Directions: Look through the lines below and extract any with the word "идентификатор".

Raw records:
====

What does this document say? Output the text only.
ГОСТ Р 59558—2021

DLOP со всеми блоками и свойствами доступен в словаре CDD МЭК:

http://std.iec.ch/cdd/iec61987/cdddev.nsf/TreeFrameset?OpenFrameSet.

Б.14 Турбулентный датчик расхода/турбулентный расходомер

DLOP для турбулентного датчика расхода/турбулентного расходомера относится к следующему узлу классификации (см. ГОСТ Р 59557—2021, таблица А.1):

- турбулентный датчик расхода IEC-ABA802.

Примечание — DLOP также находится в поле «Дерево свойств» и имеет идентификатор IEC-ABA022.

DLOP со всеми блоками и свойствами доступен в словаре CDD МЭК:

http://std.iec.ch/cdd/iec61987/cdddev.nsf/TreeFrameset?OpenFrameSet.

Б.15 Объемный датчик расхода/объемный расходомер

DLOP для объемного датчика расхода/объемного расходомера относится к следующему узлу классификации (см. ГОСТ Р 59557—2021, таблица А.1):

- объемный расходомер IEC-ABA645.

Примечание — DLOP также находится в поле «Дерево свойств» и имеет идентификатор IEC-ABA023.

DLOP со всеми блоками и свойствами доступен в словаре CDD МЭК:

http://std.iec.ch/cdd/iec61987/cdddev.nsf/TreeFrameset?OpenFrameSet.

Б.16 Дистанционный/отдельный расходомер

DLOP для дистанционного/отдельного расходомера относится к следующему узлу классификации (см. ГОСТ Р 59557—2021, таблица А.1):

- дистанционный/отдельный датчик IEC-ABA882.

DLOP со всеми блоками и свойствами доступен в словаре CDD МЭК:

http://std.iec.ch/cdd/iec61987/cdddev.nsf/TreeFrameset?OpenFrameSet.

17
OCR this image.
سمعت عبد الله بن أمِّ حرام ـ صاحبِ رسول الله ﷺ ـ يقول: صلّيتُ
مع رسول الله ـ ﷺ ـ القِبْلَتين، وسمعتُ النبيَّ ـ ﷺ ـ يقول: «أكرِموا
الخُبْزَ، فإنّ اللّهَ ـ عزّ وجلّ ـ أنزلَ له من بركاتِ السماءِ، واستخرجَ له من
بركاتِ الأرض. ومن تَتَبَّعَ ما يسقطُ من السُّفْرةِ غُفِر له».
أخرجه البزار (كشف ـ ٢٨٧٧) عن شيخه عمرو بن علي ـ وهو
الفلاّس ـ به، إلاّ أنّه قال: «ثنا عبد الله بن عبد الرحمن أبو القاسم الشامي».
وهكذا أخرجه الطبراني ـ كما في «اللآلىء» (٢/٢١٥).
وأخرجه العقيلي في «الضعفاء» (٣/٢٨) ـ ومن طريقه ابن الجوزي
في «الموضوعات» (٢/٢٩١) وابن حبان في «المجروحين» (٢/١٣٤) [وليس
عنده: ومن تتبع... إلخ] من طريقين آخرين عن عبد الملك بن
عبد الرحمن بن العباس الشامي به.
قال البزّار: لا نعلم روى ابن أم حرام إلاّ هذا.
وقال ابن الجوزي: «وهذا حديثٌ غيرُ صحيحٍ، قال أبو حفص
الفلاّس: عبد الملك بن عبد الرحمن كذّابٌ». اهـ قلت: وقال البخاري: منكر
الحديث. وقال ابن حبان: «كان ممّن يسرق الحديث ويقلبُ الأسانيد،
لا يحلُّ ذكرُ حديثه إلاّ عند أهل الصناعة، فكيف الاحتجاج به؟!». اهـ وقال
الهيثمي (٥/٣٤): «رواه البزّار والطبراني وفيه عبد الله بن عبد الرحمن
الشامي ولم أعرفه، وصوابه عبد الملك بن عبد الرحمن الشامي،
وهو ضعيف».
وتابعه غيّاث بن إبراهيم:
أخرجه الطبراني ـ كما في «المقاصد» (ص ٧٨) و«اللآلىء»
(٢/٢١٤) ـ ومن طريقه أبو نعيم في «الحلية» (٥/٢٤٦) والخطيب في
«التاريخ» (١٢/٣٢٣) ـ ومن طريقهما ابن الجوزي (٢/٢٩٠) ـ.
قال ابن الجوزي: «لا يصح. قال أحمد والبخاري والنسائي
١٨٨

====

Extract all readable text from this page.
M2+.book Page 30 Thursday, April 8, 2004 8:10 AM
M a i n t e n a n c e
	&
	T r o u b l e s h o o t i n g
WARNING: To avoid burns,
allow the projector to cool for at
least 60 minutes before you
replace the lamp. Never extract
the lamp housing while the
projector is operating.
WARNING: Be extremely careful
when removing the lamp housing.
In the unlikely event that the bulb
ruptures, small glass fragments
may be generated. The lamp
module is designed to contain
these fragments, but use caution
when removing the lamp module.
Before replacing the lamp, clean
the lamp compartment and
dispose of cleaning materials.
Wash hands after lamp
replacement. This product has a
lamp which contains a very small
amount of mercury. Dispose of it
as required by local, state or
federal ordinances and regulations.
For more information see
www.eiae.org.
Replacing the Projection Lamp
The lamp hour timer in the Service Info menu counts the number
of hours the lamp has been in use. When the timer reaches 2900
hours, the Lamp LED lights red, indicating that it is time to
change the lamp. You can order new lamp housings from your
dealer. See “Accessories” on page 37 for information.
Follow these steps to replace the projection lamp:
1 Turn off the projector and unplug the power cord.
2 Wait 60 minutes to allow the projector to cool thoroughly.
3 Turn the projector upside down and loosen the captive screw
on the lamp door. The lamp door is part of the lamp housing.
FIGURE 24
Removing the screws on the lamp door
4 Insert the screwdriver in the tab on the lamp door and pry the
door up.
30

====

Problem solution:
Примечание — DLOP также находится в поле «Дерево свойств» и имеет идентификатор IEC-ABA022.
Примечание — DLOP также находится в поле «Дерево свойств» и имеет идентификатор IEC-ABA023.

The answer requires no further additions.